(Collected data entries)

________

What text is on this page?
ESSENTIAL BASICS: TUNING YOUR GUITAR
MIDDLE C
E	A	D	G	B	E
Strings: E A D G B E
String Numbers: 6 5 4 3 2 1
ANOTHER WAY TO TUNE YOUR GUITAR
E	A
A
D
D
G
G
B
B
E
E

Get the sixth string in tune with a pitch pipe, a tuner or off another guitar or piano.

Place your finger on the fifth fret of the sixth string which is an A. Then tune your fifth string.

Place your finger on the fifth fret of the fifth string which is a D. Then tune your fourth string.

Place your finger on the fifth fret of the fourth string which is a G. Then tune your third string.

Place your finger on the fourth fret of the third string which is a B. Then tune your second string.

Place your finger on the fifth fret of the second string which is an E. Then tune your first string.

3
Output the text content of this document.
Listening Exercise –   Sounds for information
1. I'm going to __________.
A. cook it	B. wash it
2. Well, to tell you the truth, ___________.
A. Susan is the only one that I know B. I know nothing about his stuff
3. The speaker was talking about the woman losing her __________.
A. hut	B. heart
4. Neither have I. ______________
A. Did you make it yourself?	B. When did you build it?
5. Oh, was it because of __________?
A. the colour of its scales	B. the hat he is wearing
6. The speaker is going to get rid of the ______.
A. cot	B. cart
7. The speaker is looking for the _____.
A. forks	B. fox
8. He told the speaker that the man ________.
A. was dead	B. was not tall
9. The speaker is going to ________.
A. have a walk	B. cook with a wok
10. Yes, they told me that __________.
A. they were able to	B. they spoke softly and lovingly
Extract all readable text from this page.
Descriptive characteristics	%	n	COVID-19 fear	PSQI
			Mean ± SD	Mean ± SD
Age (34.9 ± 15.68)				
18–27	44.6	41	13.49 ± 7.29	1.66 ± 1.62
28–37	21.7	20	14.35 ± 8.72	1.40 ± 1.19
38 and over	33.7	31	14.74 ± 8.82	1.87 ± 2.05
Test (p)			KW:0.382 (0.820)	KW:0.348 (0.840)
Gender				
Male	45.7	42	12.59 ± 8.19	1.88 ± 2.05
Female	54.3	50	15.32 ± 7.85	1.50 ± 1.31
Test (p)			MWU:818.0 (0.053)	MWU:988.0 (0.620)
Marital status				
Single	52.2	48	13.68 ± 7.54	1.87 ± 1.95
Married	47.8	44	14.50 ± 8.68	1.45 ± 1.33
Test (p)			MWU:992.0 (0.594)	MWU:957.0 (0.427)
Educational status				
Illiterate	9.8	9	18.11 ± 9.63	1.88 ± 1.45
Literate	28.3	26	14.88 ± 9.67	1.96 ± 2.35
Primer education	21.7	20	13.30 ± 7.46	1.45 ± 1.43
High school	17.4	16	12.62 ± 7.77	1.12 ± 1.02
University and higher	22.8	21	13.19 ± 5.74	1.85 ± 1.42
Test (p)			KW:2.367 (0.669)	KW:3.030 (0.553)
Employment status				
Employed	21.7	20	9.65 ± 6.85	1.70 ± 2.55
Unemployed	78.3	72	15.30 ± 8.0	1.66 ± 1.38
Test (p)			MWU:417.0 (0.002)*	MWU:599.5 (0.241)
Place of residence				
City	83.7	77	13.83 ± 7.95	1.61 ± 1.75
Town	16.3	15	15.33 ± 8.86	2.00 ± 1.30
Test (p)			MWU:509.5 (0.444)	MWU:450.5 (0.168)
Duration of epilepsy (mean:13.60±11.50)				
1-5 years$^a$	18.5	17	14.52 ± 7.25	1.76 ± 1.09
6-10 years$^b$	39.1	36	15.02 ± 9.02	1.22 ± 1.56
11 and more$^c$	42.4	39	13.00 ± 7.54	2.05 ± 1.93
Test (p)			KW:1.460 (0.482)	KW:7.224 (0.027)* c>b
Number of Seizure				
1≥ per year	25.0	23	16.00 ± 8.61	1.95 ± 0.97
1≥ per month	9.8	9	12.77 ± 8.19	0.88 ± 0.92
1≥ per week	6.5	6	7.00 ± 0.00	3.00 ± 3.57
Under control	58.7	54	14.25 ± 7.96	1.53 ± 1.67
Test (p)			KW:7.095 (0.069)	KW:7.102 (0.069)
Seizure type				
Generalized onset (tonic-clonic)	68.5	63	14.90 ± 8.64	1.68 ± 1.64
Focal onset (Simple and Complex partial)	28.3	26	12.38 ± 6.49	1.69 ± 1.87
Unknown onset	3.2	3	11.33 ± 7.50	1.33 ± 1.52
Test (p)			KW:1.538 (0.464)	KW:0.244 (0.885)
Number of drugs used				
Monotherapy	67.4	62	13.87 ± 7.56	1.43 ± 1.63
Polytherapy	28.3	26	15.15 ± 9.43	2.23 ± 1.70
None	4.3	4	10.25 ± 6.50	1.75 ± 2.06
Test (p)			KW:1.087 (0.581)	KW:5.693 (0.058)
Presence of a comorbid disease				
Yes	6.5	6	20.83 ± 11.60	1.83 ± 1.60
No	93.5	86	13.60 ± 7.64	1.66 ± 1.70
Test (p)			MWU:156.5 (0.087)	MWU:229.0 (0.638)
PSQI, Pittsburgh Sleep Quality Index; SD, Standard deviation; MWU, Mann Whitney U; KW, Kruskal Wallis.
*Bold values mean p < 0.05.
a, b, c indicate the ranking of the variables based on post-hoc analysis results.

________

* Stated goal: Each line of the material should be duplicated exactly, please.

* Correct output:
What text is on this page?
ESSENTIAL BASICS: TUNING YOUR GUITAR
MIDDLE C
E	A	D	G	B	E
Strings: E A D G B E
String Numbers: 6 5 4 3 2 1
ANOTHER WAY TO TUNE YOUR GUITAR
E	A
A
D
D
G
G
B
B
E
E

Get the sixth string in tune with a pitch pipe, a tuner or off another guitar or piano.

Place your finger on the fifth fret of the sixth string which is an A. Then tune your fifth string.

Place your finger on the fifth fret of the fifth string which is a D. Then tune your fourth string.

Place your finger on the fifth fret of the fourth string which is a G. Then tune your third string.

Place your finger on the fourth fret of the third string which is a B. Then tune your second string.

Place your finger on the fifth fret of the second string which is an E. Then tune your first string.

3
Output the text content of this document.
Listening Exercise –   Sounds for information
1. I'm going to __________.
A. cook it	B. wash it
2. Well, to tell you the truth, ___________.
A. Susan is the only one that I know B. I know nothing about his stuff
3. The speaker was talking about the woman losing her __________.
A. hut	B. heart
4. Neither have I. ______________
A. Did you make it yourself?	B. When did you build it?
5. Oh, was it because of __________?
A. the colour of its scales	B. the hat he is wearing
6. The speaker is going to get rid of the ______.
A. cot	B. cart
7. The speaker is looking for the _____.
A. forks	B. fox
8. He told the speaker that the man ________.
A. was dead	B. was not tall
9. The speaker is going to ________.
A. have a walk	B. cook with a wok
10. Yes, they told me that __________.
A. they were able to	B. they spoke softly and lovingly
Extract all readable text from this page.
Descriptive characteristics	%	n	COVID-19 fear	PSQI
			Mean ± SD	Mean ± SD
Age (34.9 ± 15.68)				
18–27	44.6	41	13.49 ± 7.29	1.66 ± 1.62
28–37	21.7	20	14.35 ± 8.72	1.40 ± 1.19
38 and over	33.7	31	14.74 ± 8.82	1.87 ± 2.05
Test (p)			KW:0.382 (0.820)	KW:0.348 (0.840)
Gender				
Male	45.7	42	12.59 ± 8.19	1.88 ± 2.05
Female	54.3	50	15.32 ± 7.85	1.50 ± 1.31
Test (p)			MWU:818.0 (0.053)	MWU:988.0 (0.620)
Marital status				
Single	52.2	48	13.68 ± 7.54	1.87 ± 1.95
Married	47.8	44	14.50 ± 8.68	1.45 ± 1.33
Test (p)			MWU:992.0 (0.594)	MWU:957.0 (0.427)
Educational status				
Illiterate	9.8	9	18.11 ± 9.63	1.88 ± 1.45
Literate	28.3	26	14.88 ± 9.67	1.96 ± 2.35
Primer education	21.7	20	13.30 ± 7.46	1.45 ± 1.43
High school	17.4	16	12.62 ± 7.77	1.12 ± 1.02
University and higher	22.8	21	13.19 ± 5.74	1.85 ± 1.42
Test (p)			KW:2.367 (0.669)	KW:3.030 (0.553)
Employment status				
Employed	21.7	20	9.65 ± 6.85	1.70 ± 2.55
Unemployed	78.3	72	15.30 ± 8.0	1.66 ± 1.38
Test (p)			MWU:417.0 (0.002)*	MWU:599.5 (0.241)
Place of residence				
City	83.7	77	13.83 ± 7.95	1.61 ± 1.75
Town	16.3	15	15.33 ± 8.86	2.00 ± 1.30
Test (p)			MWU:509.5 (0.444)	MWU:450.5 (0.168)
Duration of epilepsy (mean:13.60±11.50)				
1-5 years$^a$	18.5	17	14.52 ± 7.25	1.76 ± 1.09
6-10 years$^b$	39.1	36	15.02 ± 9.02	1.22 ± 1.56
11 and more$^c$	42.4	39	13.00 ± 7.54	2.05 ± 1.93
Test (p)			KW:1.460 (0.482)	KW:7.224 (0.027)* c>b
Number of Seizure				
1≥ per year	25.0	23	16.00 ± 8.61	1.95 ± 0.97
1≥ per month	9.8	9	12.77 ± 8.19	0.88 ± 0.92
1≥ per week	6.5	6	7.00 ± 0.00	3.00 ± 3.57
Under control	58.7	54	14.25 ± 7.96	1.53 ± 1.67
Test (p)			KW:7.095 (0.069)	KW:7.102 (0.069)
Seizure type				
Generalized onset (tonic-clonic)	68.5	63	14.90 ± 8.64	1.68 ± 1.64
Focal onset (Simple and Complex partial)	28.3	26	12.38 ± 6.49	1.69 ± 1.87
Unknown onset	3.2	3	11.33 ± 7.50	1.33 ± 1.52
Test (p)			KW:1.538 (0.464)	KW:0.244 (0.885)
Number of drugs used				
Monotherapy	67.4	62	13.87 ± 7.56	1.43 ± 1.63
Polytherapy	28.3	26	15.15 ± 9.43	2.23 ± 1.70
None	4.3	4	10.25 ± 6.50	1.75 ± 2.06
Test (p)			KW:1.087 (0.581)	KW:5.693 (0.058)
Presence of a comorbid disease				
Yes	6.5	6	20.83 ± 11.60	1.83 ± 1.60
No	93.5	86	13.60 ± 7.64	1.66 ± 1.70
Test (p)			MWU:156.5 (0.087)	MWU:229.0 (0.638)
PSQI, Pittsburgh Sleep Quality Index; SD, Standard deviation; MWU, Mann Whitney U; KW, Kruskal Wallis.
*Bold values mean p < 0.05.
a, b, c indicate the ranking of the variables based on post-hoc analysis results.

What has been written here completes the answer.